[Extracted entries start]

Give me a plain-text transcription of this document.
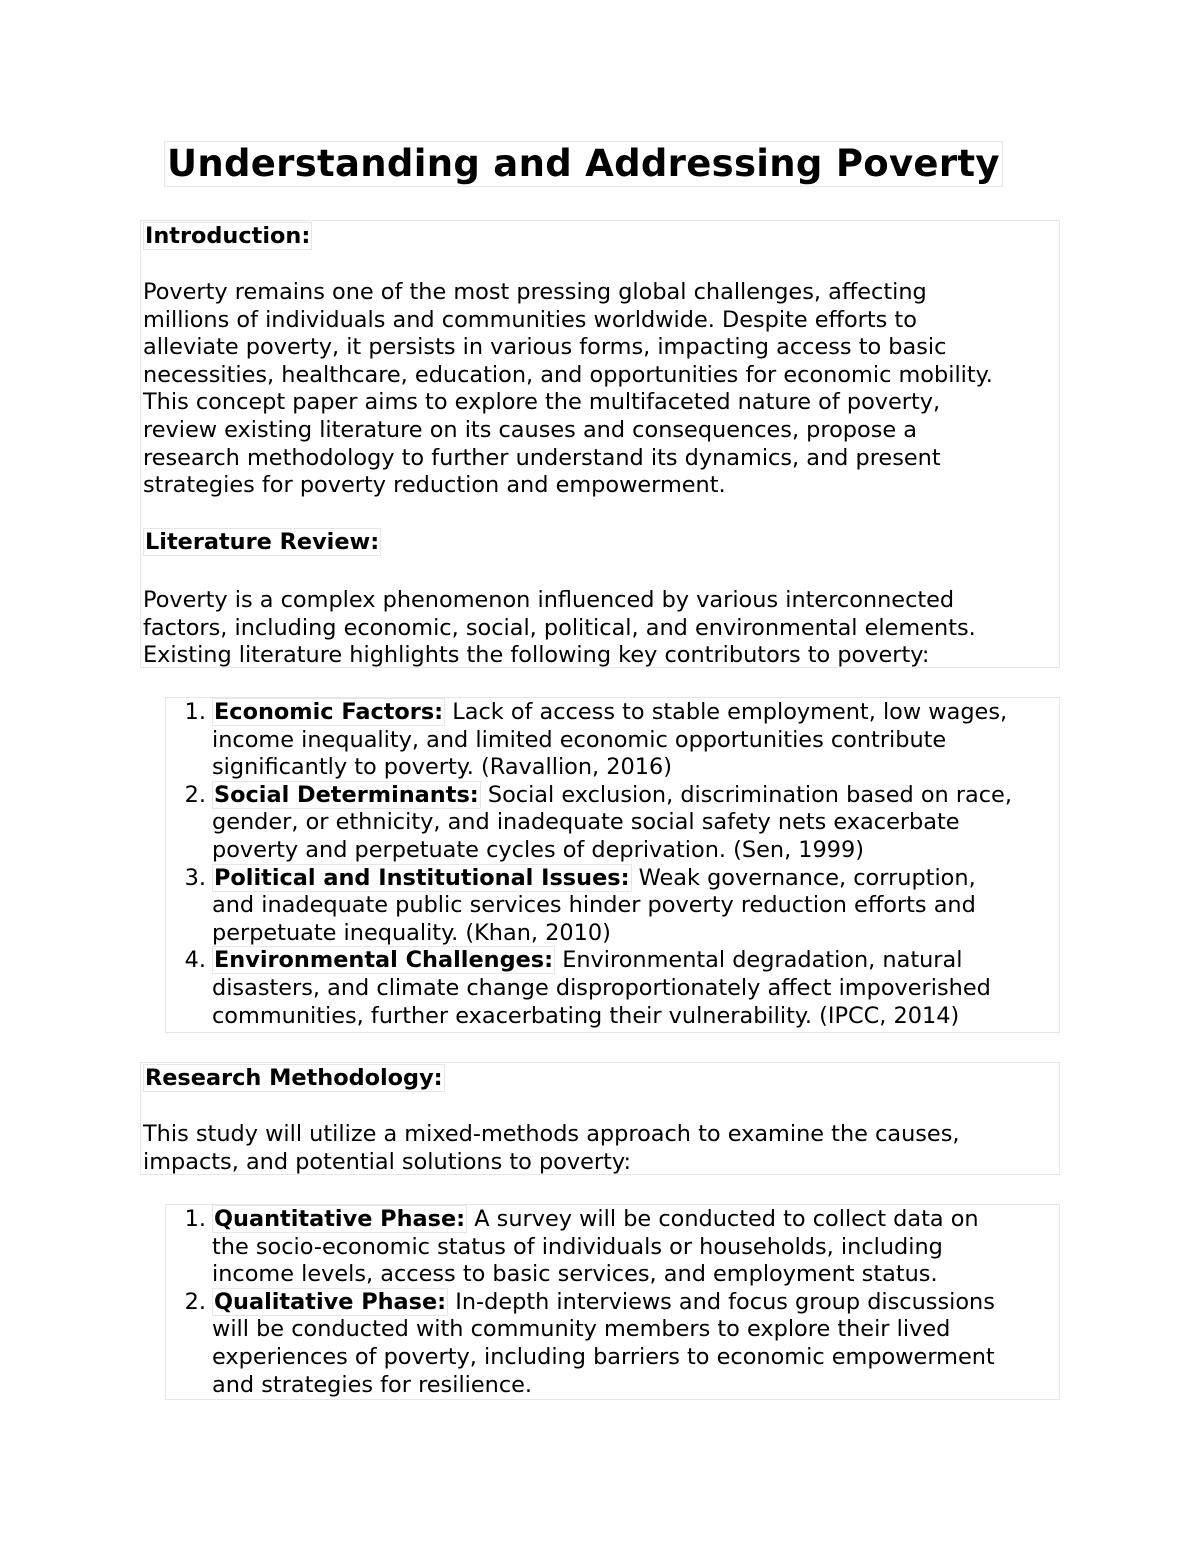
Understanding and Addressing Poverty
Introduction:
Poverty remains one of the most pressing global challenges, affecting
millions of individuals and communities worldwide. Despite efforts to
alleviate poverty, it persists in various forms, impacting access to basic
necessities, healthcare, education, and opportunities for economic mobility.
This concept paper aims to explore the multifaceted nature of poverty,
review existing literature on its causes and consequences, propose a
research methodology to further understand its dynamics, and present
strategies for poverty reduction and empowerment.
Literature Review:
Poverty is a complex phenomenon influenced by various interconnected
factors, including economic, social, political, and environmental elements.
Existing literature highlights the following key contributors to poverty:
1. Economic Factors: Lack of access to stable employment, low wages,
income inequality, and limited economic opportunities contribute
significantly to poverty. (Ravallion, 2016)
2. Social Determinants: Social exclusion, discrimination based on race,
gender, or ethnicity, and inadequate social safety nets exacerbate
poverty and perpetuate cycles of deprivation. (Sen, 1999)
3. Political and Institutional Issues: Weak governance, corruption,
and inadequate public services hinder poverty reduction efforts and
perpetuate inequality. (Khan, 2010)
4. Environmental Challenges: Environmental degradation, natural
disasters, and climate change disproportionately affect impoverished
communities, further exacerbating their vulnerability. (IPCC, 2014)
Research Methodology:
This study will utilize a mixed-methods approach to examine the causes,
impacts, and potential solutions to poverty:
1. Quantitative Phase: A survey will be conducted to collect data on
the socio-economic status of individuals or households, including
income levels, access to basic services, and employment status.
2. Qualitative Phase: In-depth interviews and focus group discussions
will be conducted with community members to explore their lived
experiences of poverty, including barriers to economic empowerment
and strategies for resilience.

[Extracted entries end]

* Exercise objective
Scan the data above and copy every line with "causes" in it.

* Result
review existing literature on its causes and consequences, propose a
This study will utilize a mixed-methods approach to examine the causes,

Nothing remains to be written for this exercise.